**DIRECTIVE**
Your task is to copy each line that has the word "yellow".
☆ ☆ ☆ ☆
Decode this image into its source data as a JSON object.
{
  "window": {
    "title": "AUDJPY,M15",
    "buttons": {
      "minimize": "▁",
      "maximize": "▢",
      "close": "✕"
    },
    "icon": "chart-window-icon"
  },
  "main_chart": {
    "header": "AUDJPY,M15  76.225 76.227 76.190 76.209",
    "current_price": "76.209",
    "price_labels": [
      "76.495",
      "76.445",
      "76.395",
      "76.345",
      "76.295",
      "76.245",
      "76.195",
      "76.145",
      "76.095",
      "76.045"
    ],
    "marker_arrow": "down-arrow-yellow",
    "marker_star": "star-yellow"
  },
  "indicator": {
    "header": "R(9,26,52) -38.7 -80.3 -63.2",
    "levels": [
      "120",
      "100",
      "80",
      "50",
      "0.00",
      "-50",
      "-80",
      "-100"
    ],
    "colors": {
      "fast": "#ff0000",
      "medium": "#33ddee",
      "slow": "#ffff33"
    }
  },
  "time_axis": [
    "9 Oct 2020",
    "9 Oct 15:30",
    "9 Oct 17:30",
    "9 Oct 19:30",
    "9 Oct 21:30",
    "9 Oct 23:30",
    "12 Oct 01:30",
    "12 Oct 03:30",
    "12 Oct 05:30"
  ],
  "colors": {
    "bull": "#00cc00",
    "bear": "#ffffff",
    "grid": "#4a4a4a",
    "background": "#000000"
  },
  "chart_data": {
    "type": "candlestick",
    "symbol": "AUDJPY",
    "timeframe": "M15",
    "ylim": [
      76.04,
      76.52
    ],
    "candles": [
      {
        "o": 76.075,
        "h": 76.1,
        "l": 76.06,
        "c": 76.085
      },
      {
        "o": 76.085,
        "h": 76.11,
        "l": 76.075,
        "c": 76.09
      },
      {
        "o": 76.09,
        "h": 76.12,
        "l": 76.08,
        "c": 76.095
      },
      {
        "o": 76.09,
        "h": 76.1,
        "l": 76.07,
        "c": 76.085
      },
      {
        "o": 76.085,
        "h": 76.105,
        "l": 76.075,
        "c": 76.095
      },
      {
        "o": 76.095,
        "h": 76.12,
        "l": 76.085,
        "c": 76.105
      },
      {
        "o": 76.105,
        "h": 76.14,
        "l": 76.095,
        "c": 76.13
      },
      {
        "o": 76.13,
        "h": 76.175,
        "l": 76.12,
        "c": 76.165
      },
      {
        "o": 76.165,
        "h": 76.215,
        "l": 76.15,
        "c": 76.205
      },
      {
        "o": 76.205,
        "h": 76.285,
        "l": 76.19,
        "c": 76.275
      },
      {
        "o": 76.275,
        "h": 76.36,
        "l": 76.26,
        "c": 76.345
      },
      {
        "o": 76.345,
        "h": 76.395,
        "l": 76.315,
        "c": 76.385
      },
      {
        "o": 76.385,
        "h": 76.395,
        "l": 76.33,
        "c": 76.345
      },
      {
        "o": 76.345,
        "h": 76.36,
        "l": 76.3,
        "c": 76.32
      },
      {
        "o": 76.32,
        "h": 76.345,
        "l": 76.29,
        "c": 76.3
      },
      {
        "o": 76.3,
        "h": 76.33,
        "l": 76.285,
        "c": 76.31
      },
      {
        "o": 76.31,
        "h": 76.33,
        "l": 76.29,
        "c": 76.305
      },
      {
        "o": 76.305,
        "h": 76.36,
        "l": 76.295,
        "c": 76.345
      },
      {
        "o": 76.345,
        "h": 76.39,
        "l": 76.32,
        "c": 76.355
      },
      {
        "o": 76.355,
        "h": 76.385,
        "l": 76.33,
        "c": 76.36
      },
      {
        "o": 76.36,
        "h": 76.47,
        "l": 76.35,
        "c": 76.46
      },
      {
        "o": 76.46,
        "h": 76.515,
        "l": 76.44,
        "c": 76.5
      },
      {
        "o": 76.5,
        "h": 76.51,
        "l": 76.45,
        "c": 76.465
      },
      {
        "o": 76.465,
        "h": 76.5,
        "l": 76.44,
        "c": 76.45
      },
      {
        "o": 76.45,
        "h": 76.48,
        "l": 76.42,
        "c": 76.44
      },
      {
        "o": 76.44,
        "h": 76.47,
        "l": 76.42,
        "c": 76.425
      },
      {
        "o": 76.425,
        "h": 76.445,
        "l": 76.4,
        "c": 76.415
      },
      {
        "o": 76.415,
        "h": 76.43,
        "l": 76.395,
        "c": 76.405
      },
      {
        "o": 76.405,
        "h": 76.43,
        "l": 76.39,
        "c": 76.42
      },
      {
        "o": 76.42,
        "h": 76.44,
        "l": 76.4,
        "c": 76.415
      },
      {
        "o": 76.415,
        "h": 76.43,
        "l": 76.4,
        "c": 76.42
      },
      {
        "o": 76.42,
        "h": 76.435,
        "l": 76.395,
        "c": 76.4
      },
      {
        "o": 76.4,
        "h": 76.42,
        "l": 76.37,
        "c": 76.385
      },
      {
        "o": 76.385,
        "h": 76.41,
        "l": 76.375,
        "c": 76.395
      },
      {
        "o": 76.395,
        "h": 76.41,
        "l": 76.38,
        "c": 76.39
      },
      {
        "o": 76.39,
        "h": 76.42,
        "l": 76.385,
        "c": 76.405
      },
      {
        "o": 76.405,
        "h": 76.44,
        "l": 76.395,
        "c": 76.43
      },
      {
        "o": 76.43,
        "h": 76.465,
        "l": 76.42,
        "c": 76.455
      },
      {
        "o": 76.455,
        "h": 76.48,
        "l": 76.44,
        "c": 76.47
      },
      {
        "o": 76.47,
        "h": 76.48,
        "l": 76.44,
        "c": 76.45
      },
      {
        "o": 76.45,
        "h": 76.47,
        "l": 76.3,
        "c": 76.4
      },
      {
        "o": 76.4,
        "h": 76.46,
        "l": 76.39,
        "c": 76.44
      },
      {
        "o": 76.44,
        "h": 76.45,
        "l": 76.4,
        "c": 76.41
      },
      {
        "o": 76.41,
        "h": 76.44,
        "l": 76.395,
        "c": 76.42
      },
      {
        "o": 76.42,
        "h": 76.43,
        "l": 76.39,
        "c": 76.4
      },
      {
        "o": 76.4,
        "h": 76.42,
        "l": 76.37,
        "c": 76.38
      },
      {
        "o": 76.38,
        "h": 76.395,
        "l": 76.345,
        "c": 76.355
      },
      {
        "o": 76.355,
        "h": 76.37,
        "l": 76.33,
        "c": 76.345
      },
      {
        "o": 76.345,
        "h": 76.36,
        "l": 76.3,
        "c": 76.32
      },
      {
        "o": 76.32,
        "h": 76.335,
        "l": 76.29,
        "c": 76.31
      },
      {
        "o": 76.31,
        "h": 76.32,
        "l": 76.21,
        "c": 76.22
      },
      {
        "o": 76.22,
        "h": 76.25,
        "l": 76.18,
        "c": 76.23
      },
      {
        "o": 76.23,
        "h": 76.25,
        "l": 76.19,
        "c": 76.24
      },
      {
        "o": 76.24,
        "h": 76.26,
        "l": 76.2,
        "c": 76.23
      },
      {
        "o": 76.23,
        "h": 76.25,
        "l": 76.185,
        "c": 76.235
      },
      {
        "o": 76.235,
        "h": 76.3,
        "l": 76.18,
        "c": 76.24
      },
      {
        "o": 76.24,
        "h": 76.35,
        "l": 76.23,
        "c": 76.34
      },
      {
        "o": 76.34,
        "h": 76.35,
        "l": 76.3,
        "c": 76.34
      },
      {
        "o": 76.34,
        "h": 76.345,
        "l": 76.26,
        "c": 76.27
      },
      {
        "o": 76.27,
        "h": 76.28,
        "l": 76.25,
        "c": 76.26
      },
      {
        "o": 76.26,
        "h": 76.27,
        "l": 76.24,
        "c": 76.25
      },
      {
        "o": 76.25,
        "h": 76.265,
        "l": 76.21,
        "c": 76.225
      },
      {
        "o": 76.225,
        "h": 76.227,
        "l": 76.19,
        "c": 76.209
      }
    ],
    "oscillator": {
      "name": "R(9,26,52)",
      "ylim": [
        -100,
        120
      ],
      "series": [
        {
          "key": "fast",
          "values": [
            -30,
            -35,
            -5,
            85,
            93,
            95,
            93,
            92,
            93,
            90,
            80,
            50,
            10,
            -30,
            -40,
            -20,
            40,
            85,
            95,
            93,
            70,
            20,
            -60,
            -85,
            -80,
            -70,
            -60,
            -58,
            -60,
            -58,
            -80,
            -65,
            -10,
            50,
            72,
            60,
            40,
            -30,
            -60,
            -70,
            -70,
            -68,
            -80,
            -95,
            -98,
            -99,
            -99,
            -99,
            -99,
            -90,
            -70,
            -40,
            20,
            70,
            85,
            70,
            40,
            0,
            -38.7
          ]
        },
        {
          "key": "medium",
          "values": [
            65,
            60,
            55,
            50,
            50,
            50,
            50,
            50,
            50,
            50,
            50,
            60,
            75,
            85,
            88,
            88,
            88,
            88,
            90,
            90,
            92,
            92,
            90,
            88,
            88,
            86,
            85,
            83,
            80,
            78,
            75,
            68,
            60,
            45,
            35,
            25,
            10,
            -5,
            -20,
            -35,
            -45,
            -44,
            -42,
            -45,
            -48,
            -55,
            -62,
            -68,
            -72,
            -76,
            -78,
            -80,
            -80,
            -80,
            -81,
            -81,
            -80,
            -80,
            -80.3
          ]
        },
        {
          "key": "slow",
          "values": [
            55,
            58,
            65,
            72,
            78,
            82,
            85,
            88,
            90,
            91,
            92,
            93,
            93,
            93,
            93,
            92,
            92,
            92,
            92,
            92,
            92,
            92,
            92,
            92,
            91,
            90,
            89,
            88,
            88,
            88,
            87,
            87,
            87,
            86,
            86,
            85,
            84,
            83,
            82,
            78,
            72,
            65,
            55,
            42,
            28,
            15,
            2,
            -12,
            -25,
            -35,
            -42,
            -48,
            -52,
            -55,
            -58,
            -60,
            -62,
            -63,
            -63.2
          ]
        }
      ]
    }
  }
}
☆ ☆ ☆ ☆
**THE RESULT**
    "marker_arrow": "down-arrow-yellow",
    "marker_star": "star-yellow"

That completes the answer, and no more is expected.